* **Aim**:
Can you give all the records again without altering a single character?

* **Excerpted data**:
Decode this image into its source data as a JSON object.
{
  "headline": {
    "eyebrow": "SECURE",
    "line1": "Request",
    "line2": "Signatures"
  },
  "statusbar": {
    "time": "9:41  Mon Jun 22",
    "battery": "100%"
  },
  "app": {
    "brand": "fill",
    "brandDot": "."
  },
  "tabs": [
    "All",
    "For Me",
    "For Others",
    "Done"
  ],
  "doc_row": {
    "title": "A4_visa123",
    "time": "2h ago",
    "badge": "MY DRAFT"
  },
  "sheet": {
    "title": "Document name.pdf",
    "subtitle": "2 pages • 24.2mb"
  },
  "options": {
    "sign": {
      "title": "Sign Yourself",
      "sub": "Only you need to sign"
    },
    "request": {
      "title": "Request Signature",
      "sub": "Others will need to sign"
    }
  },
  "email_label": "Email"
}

* **Task output**:
Decode this image into its source data as a JSON object.
{
  "headline": {
    "eyebrow": "SECURE",
    "line1": "Request",
    "line2": "Signatures"
  },
  "statusbar": {
    "time": "9:41  Mon Jun 22",
    "battery": "100%"
  },
  "app": {
    "brand": "fill",
    "brandDot": "."
  },
  "tabs": [
    "All",
    "For Me",
    "For Others",
    "Done"
  ],
  "doc_row": {
    "title": "A4_visa123",
    "time": "2h ago",
    "badge": "MY DRAFT"
  },
  "sheet": {
    "title": "Document name.pdf",
    "subtitle": "2 pages • 24.2mb"
  },
  "options": {
    "sign": {
      "title": "Sign Yourself",
      "sub": "Only you need to sign"
    },
    "request": {
      "title": "Request Signature",
      "sub": "Others will need to sign"
    }
  },
  "email_label": "Email"
}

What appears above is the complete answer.